--- SUPPLIED PASSAGE ---
━━━━━━━━━━
December 7th, 2010 at 11:24 am
Here’s the algebraic answer:
If price of balls = “B” and price of racket = “T” then:
T + B = 110
T = B + 100
Solve those two equations simultaneously:
T = 110 – B = 100 + B
110 – 100 = 2B
B = 5
The “intuitive” answer leads you to the answer “10″ because we generally don’t read the question carefully enough and instead solve the problem “If the balls and racket together cost $110 and the racket alone costs $100, then….” and come up with the answer “$10″ for the price of the balls. But the question states that the racket alone costs $100 *more* than the balls. If we take that into account properly, you’ll realize that $10″ is actually the cost of *2* cans of balls (as can be seen by the algebra above).
It’s not a hard question once you sit down and talk to someone about it, or pause to think about it, but on our own we often get stuck, so that’s why we think it’s a good question to show students the power of talking to someone about their answer.
December 7th, 2010 at 12:15 pm
Wouldn’t it just be that the single can of balls is $5 and the racket is $105? Thus the racket is $100 more then the can of balls, and they total $110? The equation above makes algebraic sense, but you cannot quantify the number 2 (for cans of balls) from the question itself. \Can\ is used in the singular tense throughout the question.
━━━━━━━━━━
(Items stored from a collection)
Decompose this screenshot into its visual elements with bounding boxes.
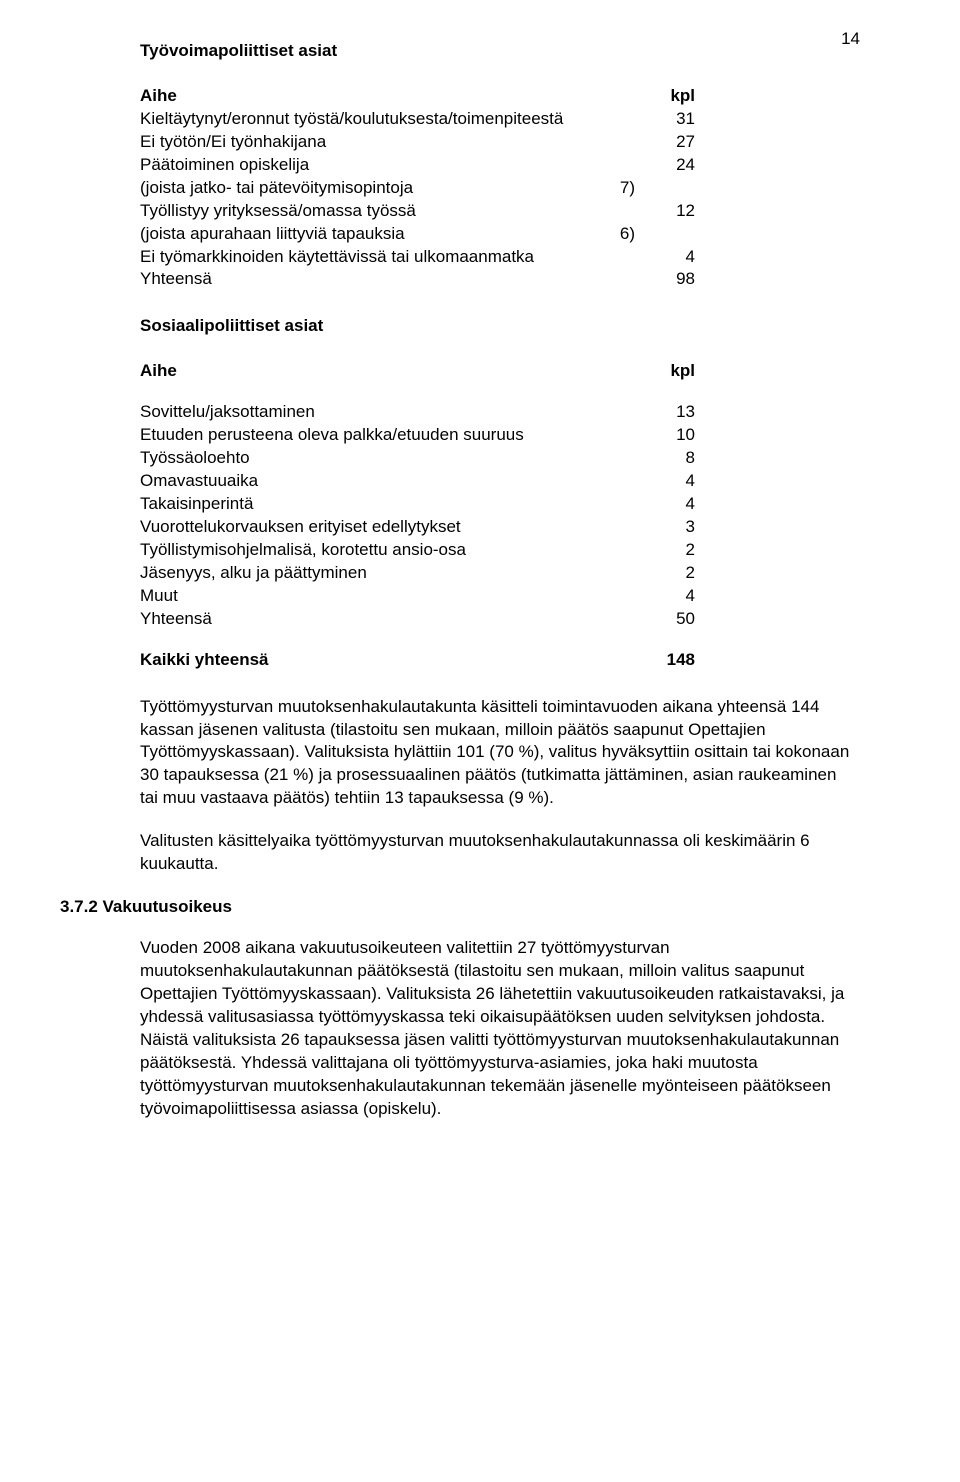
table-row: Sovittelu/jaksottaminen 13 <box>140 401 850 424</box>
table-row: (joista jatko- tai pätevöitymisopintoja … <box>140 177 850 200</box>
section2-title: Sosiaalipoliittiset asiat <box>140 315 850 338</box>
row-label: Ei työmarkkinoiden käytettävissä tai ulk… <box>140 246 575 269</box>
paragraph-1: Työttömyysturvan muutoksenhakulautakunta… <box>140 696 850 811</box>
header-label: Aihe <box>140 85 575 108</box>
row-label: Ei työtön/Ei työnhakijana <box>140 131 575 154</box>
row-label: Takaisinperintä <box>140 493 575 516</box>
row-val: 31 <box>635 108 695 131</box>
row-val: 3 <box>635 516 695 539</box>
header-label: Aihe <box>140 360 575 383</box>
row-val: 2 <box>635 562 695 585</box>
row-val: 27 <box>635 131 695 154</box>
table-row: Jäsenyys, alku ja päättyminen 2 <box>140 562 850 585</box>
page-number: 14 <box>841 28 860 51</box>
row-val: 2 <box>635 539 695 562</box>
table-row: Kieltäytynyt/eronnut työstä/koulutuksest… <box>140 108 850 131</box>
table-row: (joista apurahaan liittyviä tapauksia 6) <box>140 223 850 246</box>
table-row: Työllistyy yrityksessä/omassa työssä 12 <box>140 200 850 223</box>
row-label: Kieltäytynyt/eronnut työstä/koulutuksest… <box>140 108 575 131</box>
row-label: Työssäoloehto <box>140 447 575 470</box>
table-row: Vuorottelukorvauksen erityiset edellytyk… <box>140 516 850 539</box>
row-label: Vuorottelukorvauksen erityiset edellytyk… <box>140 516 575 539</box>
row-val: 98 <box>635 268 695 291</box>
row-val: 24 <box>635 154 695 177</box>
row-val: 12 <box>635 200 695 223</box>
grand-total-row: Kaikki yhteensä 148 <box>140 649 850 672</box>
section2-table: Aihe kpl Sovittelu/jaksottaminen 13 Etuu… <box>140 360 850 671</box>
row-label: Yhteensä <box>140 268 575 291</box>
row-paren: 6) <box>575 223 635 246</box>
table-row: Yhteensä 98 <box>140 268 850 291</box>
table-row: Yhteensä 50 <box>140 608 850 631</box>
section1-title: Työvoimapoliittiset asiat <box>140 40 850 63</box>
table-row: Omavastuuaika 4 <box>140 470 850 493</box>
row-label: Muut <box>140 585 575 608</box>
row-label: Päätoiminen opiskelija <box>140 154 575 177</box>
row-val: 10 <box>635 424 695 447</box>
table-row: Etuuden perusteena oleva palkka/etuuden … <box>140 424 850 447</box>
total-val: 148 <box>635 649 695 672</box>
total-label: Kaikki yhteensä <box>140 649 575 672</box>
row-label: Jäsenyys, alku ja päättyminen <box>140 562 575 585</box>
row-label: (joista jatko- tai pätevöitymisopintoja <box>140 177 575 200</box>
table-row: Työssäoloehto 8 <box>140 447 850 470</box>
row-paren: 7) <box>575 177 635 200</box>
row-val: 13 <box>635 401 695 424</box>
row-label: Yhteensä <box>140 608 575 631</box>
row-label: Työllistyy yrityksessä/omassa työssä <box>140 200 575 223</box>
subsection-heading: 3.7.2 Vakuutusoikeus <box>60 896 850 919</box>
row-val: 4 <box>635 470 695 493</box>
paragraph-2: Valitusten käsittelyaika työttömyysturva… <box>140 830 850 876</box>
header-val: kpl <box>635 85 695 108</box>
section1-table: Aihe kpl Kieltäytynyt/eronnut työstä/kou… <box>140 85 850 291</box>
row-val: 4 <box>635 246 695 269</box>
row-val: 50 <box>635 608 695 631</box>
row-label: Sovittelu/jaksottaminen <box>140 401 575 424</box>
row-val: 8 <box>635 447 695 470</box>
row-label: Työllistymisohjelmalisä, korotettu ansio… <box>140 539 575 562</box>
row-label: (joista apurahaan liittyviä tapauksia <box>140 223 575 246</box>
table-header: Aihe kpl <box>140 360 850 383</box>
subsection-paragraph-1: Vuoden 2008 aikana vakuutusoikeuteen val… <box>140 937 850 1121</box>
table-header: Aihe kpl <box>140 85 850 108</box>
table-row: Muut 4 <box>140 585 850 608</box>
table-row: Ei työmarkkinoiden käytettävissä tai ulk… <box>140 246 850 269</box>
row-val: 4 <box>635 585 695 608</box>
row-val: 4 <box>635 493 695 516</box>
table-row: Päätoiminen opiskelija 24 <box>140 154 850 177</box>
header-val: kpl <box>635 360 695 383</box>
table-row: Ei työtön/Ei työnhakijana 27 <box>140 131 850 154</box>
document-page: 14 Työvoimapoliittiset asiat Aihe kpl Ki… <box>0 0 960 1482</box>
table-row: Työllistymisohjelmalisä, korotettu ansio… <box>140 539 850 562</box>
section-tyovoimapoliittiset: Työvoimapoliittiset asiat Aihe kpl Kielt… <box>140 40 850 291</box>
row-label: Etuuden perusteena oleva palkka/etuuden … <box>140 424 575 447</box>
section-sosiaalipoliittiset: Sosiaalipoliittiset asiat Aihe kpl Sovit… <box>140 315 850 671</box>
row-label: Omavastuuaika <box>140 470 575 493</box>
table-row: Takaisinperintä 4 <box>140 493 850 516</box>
━━━━━━━━━━
--- INSTRUCTIONS TO FOLLOW ---
Please pick up the racket-and-balls price discussion after its last sentence and carry it on. The entries aren't needed for anything here.

--- RESULT BELOW ---
December 9th, 2010 at 10:52 am
Jessica,
That’s right, the can of balls is $5 and the racket is $105. That satisfies both equations above and is what I am saying. 2 cans of balls cost $10, so a single can of balls is $5. Note that we have to satisfy both T+B = 110 *and* T=B+100. The “2″ in my explanation above comes from solving those two equations simultaneously; not from the question itself.
T + B = 110 (The can of balls and the racket together cost $110)
T = B + 100 (The racket costs $100 more than the can of balls)
Solve both equations for T
The first equation becomes: T = 110 – B
The second equation is still: T = B + 100
Set the two sides equal to each other:
T = 110 – B = B + 100
Add B to both sides
110 = 2B + 100
so 2B = 10
So, the “2B” comes from the algebra, not directly from the wording of the question itself, which only refers to the price of a single can. You can certainly reason out the answer without the algrebra; I just used the algebra to nail it down.
Does that answer your question, or did I miss your point?